(Excerpt from a dataset)
○ ○ ○ ○ ○

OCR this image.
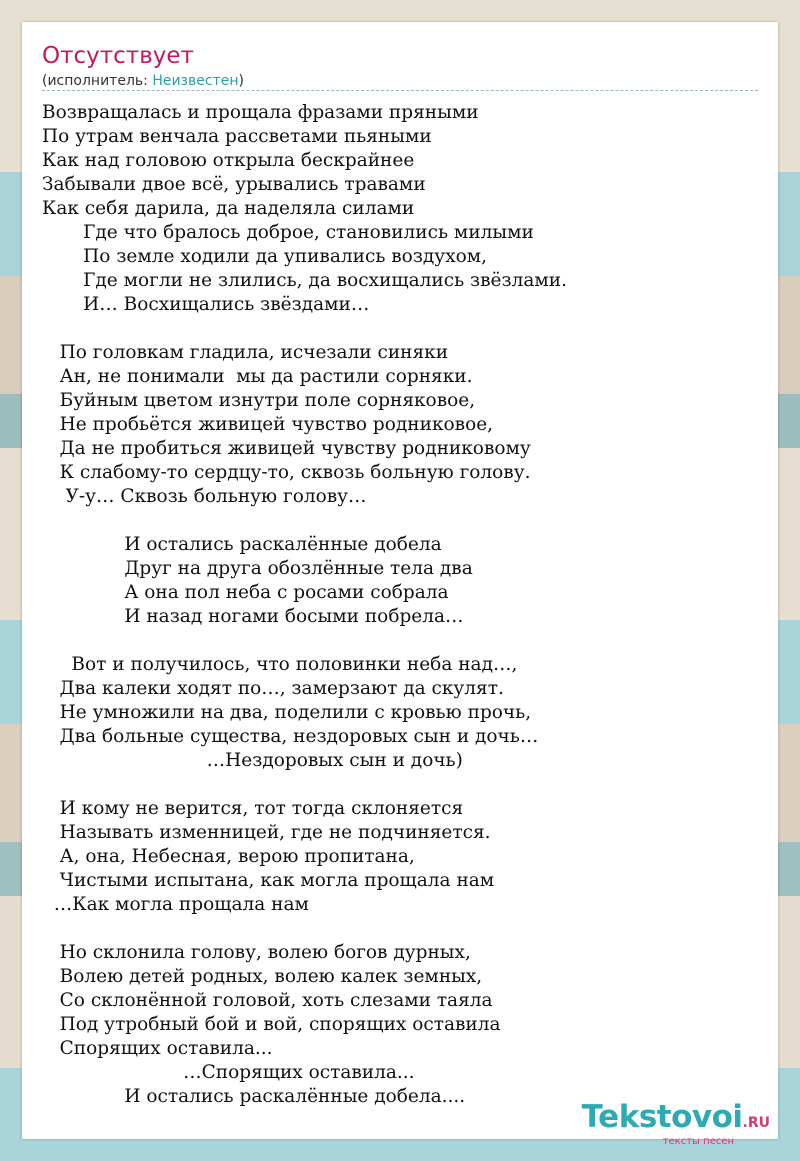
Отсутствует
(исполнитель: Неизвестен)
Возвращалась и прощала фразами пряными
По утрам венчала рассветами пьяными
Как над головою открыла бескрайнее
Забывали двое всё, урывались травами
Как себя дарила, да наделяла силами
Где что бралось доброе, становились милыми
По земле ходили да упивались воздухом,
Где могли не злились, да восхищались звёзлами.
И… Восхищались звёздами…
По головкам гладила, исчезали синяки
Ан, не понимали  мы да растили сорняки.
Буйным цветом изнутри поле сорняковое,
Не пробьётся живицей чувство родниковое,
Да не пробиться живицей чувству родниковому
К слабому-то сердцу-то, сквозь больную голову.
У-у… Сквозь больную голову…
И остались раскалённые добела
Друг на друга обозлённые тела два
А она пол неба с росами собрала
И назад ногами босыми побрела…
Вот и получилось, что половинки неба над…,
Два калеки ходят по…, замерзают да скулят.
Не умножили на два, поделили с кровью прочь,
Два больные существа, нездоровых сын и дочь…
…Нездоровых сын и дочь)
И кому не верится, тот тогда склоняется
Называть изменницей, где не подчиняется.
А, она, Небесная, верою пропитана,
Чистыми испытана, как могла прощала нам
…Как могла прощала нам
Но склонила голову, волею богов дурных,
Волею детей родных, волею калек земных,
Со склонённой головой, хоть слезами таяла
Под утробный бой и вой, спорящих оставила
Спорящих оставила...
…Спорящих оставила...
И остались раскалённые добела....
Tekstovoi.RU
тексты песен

○ ○ ○ ○ ○

EXERCISE REQUIREMENTS — Reproduce the whole listing word for word, setting aside any pictures.

FINAL RESULT —
OCR this image.
Отсутствует
(исполнитель: Неизвестен)
Возвращалась и прощала фразами пряными
По утрам венчала рассветами пьяными
Как над головою открыла бескрайнее
Забывали двое всё, урывались травами
Как себя дарила, да наделяла силами
Где что бралось доброе, становились милыми
По земле ходили да упивались воздухом,
Где могли не злились, да восхищались звёзлами.
И… Восхищались звёздами…
По головкам гладила, исчезали синяки
Ан, не понимали  мы да растили сорняки.
Буйным цветом изнутри поле сорняковое,
Не пробьётся живицей чувство родниковое,
Да не пробиться живицей чувству родниковому
К слабому-то сердцу-то, сквозь больную голову.
У-у… Сквозь больную голову…
И остались раскалённые добела
Друг на друга обозлённые тела два
А она пол неба с росами собрала
И назад ногами босыми побрела…
Вот и получилось, что половинки неба над…,
Два калеки ходят по…, замерзают да скулят.
Не умножили на два, поделили с кровью прочь,
Два больные существа, нездоровых сын и дочь…
…Нездоровых сын и дочь)
И кому не верится, тот тогда склоняется
Называть изменницей, где не подчиняется.
А, она, Небесная, верою пропитана,
Чистыми испытана, как могла прощала нам
…Как могла прощала нам
Но склонила голову, волею богов дурных,
Волею детей родных, волею калек земных,
Со склонённой головой, хоть слезами таяла
Под утробный бой и вой, спорящих оставила
Спорящих оставила...
…Спорящих оставила...
И остались раскалённые добела....
Tekstovoi.RU
тексты песен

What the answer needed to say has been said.